Data excerpts
------------------------------------------------------------------------

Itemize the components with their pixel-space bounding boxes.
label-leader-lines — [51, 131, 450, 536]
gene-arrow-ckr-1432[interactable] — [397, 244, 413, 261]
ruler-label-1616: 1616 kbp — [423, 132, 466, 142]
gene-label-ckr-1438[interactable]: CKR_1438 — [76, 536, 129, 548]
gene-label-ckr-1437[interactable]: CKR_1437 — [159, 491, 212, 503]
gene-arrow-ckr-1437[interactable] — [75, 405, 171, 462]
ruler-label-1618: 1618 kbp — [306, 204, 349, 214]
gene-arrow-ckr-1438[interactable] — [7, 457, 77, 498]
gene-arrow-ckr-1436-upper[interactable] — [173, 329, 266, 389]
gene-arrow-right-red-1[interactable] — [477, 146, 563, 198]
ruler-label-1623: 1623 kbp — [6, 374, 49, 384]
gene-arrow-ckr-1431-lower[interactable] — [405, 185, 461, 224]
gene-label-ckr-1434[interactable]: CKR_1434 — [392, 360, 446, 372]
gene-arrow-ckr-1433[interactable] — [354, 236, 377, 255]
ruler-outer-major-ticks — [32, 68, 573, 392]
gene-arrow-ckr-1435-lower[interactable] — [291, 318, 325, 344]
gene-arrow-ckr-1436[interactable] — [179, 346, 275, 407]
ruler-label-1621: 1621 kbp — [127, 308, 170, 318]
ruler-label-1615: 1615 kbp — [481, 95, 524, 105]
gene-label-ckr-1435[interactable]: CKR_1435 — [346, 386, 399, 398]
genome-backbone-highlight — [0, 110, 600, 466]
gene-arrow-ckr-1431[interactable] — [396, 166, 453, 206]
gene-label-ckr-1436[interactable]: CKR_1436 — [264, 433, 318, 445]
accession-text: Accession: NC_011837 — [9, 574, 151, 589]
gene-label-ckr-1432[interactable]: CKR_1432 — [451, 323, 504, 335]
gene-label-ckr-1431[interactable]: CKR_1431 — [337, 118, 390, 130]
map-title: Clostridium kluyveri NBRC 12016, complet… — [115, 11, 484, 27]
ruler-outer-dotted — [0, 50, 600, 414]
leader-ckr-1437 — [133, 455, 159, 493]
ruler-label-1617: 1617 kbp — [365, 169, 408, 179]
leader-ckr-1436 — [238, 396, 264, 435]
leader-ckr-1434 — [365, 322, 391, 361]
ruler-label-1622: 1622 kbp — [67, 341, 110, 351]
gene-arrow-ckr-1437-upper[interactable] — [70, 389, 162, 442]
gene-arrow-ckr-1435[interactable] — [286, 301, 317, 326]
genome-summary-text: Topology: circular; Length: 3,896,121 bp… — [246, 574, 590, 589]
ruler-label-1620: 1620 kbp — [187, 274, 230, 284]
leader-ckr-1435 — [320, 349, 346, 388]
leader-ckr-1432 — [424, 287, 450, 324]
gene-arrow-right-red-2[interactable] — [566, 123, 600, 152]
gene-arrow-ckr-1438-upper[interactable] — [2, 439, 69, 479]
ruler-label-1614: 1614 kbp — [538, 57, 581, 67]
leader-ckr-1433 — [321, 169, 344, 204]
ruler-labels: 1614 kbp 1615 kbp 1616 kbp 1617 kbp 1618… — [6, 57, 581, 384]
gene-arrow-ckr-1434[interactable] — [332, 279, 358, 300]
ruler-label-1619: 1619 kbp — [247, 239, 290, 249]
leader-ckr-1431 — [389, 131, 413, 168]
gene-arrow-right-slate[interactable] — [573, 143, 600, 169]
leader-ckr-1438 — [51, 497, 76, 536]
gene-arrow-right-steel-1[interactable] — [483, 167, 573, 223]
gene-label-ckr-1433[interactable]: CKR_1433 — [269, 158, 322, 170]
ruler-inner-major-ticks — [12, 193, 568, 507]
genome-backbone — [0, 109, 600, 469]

------------------------------------------------------------------------

*EXERCISE*: Every line above is to be duplicated exactly as shown.

*RESULT OF THE TASK*:
Itemize the components with their pixel-space bounding boxes.
label-leader-lines — [51, 131, 450, 536]
gene-arrow-ckr-1432[interactable] — [397, 244, 413, 261]
ruler-label-1616: 1616 kbp — [423, 132, 466, 142]
gene-label-ckr-1438[interactable]: CKR_1438 — [76, 536, 129, 548]
gene-label-ckr-1437[interactable]: CKR_1437 — [159, 491, 212, 503]
gene-arrow-ckr-1437[interactable] — [75, 405, 171, 462]
ruler-label-1618: 1618 kbp — [306, 204, 349, 214]
gene-arrow-ckr-1438[interactable] — [7, 457, 77, 498]
gene-arrow-ckr-1436-upper[interactable] — [173, 329, 266, 389]
gene-arrow-right-red-1[interactable] — [477, 146, 563, 198]
ruler-label-1623: 1623 kbp — [6, 374, 49, 384]
gene-arrow-ckr-1431-lower[interactable] — [405, 185, 461, 224]
gene-label-ckr-1434[interactable]: CKR_1434 — [392, 360, 446, 372]
gene-arrow-ckr-1433[interactable] — [354, 236, 377, 255]
ruler-outer-major-ticks — [32, 68, 573, 392]
gene-arrow-ckr-1435-lower[interactable] — [291, 318, 325, 344]
gene-arrow-ckr-1436[interactable] — [179, 346, 275, 407]
ruler-label-1621: 1621 kbp — [127, 308, 170, 318]
ruler-label-1615: 1615 kbp — [481, 95, 524, 105]
gene-label-ckr-1435[interactable]: CKR_1435 — [346, 386, 399, 398]
genome-backbone-highlight — [0, 110, 600, 466]
gene-arrow-ckr-1431[interactable] — [396, 166, 453, 206]
gene-label-ckr-1436[interactable]: CKR_1436 — [264, 433, 318, 445]
accession-text: Accession: NC_011837 — [9, 574, 151, 589]
gene-label-ckr-1432[interactable]: CKR_1432 — [451, 323, 504, 335]
gene-label-ckr-1431[interactable]: CKR_1431 — [337, 118, 390, 130]
map-title: Clostridium kluyveri NBRC 12016, complet… — [115, 11, 484, 27]
ruler-outer-dotted — [0, 50, 600, 414]
leader-ckr-1437 — [133, 455, 159, 493]
ruler-label-1617: 1617 kbp — [365, 169, 408, 179]
leader-ckr-1436 — [238, 396, 264, 435]
leader-ckr-1434 — [365, 322, 391, 361]
ruler-label-1622: 1622 kbp — [67, 341, 110, 351]
gene-arrow-ckr-1437-upper[interactable] — [70, 389, 162, 442]
gene-arrow-ckr-1435[interactable] — [286, 301, 317, 326]
genome-summary-text: Topology: circular; Length: 3,896,121 bp… — [246, 574, 590, 589]
ruler-label-1620: 1620 kbp — [187, 274, 230, 284]
leader-ckr-1435 — [320, 349, 346, 388]
leader-ckr-1432 — [424, 287, 450, 324]
gene-arrow-right-red-2[interactable] — [566, 123, 600, 152]
gene-arrow-ckr-1438-upper[interactable] — [2, 439, 69, 479]
ruler-label-1614: 1614 kbp — [538, 57, 581, 67]
leader-ckr-1433 — [321, 169, 344, 204]
ruler-labels: 1614 kbp 1615 kbp 1616 kbp 1617 kbp 1618… — [6, 57, 581, 384]
gene-arrow-ckr-1434[interactable] — [332, 279, 358, 300]
ruler-label-1619: 1619 kbp — [247, 239, 290, 249]
leader-ckr-1431 — [389, 131, 413, 168]
gene-arrow-right-slate[interactable] — [573, 143, 600, 169]
leader-ckr-1438 — [51, 497, 76, 536]
gene-arrow-right-steel-1[interactable] — [483, 167, 573, 223]
gene-label-ckr-1433[interactable]: CKR_1433 — [269, 158, 322, 170]
ruler-inner-major-ticks — [12, 193, 568, 507]
genome-backbone — [0, 109, 600, 469]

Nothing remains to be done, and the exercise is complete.